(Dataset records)
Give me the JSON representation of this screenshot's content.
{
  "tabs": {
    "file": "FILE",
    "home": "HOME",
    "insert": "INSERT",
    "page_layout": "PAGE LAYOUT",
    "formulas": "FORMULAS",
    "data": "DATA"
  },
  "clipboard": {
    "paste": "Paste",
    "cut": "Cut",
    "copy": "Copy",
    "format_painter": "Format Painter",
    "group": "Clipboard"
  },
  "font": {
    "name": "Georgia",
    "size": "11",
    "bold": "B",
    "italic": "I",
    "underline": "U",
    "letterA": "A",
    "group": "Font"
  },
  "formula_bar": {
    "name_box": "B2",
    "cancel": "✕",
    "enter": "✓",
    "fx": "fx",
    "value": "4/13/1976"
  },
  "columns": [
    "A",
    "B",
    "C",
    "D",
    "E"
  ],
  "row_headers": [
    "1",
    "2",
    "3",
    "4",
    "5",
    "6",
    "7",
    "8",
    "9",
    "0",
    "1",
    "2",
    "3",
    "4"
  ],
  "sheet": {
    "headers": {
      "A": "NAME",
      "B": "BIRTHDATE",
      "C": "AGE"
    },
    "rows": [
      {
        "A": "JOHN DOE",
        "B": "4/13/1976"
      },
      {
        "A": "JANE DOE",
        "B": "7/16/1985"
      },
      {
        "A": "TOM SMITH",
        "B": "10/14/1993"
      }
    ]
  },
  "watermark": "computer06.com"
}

• _What you need to do_
Copy each line of the data above without altering a single character.

• _Expected answer_
Give me the JSON representation of this screenshot's content.
{
  "tabs": {
    "file": "FILE",
    "home": "HOME",
    "insert": "INSERT",
    "page_layout": "PAGE LAYOUT",
    "formulas": "FORMULAS",
    "data": "DATA"
  },
  "clipboard": {
    "paste": "Paste",
    "cut": "Cut",
    "copy": "Copy",
    "format_painter": "Format Painter",
    "group": "Clipboard"
  },
  "font": {
    "name": "Georgia",
    "size": "11",
    "bold": "B",
    "italic": "I",
    "underline": "U",
    "letterA": "A",
    "group": "Font"
  },
  "formula_bar": {
    "name_box": "B2",
    "cancel": "✕",
    "enter": "✓",
    "fx": "fx",
    "value": "4/13/1976"
  },
  "columns": [
    "A",
    "B",
    "C",
    "D",
    "E"
  ],
  "row_headers": [
    "1",
    "2",
    "3",
    "4",
    "5",
    "6",
    "7",
    "8",
    "9",
    "0",
    "1",
    "2",
    "3",
    "4"
  ],
  "sheet": {
    "headers": {
      "A": "NAME",
      "B": "BIRTHDATE",
      "C": "AGE"
    },
    "rows": [
      {
        "A": "JOHN DOE",
        "B": "4/13/1976"
      },
      {
        "A": "JANE DOE",
        "B": "7/16/1985"
      },
      {
        "A": "TOM SMITH",
        "B": "10/14/1993"
      }
    ]
  },
  "watermark": "computer06.com"
}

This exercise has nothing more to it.